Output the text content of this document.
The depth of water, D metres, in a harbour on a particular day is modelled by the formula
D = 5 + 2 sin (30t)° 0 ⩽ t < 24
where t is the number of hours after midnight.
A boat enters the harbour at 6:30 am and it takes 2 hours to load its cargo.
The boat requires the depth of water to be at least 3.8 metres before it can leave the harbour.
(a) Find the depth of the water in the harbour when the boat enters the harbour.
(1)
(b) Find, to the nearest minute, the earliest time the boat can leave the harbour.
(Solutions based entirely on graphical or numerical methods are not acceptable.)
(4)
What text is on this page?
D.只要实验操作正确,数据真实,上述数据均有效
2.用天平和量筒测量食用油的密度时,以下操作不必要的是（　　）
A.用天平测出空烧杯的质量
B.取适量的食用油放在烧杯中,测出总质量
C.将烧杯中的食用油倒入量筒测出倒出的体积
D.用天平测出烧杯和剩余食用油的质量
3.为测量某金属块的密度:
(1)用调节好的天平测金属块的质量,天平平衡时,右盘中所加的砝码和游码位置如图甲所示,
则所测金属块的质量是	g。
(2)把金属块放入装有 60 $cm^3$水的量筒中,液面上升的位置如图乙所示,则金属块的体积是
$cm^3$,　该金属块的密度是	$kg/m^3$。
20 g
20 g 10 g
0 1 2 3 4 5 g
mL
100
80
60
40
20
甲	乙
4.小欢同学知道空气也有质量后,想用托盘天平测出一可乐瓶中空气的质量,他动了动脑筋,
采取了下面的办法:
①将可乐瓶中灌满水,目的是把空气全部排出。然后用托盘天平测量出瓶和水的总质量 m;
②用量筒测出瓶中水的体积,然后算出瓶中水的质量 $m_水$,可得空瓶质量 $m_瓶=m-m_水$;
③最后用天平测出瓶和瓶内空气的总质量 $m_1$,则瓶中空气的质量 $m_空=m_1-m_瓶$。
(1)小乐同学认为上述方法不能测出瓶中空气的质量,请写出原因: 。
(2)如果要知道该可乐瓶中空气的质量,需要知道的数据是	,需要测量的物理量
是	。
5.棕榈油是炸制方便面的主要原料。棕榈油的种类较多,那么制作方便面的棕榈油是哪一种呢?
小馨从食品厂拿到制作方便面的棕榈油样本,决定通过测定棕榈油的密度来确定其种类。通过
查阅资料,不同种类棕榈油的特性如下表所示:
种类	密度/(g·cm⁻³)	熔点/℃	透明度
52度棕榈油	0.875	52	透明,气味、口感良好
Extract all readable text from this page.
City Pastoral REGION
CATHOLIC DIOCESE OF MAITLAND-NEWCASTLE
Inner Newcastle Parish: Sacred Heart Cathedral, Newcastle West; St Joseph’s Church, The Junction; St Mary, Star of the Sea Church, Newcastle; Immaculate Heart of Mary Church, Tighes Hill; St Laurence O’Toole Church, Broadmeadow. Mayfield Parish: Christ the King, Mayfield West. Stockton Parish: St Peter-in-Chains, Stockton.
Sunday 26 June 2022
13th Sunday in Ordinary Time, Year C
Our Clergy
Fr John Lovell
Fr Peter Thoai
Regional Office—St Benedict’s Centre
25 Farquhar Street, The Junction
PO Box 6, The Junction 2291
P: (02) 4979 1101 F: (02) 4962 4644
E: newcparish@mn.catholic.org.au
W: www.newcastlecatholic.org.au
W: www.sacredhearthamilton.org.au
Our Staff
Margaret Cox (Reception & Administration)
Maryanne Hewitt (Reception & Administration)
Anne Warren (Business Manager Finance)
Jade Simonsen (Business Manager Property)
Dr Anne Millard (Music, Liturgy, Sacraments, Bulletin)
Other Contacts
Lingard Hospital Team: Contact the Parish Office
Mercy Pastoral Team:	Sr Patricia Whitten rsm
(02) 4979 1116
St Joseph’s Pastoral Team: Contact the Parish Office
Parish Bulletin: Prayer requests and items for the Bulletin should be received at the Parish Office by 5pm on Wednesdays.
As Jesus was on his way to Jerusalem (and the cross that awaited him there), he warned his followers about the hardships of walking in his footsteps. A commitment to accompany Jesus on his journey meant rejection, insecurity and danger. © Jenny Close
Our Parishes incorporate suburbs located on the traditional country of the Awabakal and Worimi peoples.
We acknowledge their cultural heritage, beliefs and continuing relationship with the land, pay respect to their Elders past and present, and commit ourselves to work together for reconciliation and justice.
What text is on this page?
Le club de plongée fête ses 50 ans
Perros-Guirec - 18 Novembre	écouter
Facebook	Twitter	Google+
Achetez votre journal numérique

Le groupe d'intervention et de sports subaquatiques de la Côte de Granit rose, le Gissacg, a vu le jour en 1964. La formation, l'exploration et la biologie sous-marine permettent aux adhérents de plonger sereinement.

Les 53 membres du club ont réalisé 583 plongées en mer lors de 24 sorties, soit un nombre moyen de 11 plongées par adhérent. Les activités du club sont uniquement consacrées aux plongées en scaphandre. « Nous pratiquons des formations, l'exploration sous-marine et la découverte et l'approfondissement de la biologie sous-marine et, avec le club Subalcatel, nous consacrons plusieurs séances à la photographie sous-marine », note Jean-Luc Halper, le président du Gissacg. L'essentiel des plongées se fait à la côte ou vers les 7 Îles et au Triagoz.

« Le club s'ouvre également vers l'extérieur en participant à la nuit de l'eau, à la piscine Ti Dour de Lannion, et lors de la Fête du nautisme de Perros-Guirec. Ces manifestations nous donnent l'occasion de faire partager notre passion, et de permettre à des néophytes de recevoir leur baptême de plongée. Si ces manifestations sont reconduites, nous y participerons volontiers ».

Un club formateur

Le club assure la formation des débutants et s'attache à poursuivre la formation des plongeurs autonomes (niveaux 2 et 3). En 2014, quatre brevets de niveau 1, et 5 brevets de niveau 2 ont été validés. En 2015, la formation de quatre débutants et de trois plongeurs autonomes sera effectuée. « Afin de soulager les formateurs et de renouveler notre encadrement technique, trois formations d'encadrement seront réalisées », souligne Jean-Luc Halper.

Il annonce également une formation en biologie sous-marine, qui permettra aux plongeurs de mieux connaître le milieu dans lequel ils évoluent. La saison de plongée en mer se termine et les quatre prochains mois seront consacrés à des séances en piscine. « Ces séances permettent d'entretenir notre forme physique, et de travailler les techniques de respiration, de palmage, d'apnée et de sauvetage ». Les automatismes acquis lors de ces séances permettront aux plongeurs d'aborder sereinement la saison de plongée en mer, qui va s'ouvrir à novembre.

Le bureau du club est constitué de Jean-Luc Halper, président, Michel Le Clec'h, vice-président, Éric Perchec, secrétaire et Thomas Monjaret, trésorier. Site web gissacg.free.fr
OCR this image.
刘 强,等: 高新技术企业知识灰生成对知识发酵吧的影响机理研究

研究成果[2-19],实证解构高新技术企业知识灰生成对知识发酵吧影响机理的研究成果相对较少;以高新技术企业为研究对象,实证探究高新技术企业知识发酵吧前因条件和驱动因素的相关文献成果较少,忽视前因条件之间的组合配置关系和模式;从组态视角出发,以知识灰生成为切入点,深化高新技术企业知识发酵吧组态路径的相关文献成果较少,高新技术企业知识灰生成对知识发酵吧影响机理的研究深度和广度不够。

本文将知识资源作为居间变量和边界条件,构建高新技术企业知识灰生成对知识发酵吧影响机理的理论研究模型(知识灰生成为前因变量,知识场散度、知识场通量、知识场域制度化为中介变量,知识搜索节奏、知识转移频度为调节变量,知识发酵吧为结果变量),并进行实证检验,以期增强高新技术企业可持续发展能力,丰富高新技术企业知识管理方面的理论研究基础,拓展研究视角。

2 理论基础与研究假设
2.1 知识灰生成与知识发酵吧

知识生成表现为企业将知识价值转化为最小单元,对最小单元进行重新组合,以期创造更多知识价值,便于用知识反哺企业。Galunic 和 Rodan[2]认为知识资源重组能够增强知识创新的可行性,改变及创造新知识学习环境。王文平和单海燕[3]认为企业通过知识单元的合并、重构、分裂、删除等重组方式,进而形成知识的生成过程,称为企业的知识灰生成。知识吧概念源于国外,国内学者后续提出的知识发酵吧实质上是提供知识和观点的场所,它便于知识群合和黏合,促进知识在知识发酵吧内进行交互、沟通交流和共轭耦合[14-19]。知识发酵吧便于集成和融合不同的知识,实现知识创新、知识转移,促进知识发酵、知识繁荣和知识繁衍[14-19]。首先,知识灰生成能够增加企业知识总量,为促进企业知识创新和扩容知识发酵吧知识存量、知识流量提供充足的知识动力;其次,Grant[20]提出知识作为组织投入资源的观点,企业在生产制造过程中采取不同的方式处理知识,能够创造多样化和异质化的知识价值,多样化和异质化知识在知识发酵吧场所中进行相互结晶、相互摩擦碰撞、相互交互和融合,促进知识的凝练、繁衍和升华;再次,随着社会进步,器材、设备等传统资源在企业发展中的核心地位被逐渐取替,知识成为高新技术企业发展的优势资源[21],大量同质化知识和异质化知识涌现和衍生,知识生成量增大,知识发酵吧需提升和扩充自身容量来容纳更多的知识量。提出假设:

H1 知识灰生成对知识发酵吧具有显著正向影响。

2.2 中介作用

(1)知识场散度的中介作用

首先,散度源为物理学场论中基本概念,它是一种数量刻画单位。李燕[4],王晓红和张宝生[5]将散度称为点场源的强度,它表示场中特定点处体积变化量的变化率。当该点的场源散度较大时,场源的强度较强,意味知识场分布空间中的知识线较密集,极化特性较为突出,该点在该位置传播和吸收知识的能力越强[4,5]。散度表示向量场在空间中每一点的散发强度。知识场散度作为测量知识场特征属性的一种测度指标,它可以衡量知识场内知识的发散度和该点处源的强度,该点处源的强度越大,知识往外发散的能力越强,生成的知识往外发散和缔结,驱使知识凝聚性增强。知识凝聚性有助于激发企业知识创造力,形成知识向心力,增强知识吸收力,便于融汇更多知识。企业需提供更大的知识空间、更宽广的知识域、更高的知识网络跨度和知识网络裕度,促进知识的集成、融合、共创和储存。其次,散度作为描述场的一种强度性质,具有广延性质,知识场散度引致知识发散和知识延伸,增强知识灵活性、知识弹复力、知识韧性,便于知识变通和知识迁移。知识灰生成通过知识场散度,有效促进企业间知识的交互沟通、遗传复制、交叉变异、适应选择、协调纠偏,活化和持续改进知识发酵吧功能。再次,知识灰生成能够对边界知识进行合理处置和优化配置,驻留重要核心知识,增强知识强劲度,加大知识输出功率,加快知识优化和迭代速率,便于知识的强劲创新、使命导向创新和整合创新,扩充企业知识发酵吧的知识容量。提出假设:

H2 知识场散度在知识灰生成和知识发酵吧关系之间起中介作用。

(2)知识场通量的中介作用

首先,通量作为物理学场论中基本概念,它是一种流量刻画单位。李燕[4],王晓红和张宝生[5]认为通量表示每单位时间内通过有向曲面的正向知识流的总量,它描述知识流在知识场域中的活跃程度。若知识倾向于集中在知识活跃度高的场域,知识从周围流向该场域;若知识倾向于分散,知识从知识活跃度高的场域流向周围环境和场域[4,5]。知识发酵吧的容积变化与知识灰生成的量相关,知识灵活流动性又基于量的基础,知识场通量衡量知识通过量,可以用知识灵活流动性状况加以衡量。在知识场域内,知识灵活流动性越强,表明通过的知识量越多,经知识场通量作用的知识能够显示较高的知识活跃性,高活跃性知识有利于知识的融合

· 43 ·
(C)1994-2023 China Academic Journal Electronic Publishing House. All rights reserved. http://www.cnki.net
-----
## [Task]
Go through the preceding material and copy each line that has the word "water".

## [Correct response]
The depth of water, D metres, in a harbour on a particular day is modelled by the formula
The boat requires the depth of water to be at least 3.8 metres before it can leave the harbour.
(a) Find the depth of the water in the harbour when the boat enters the harbour.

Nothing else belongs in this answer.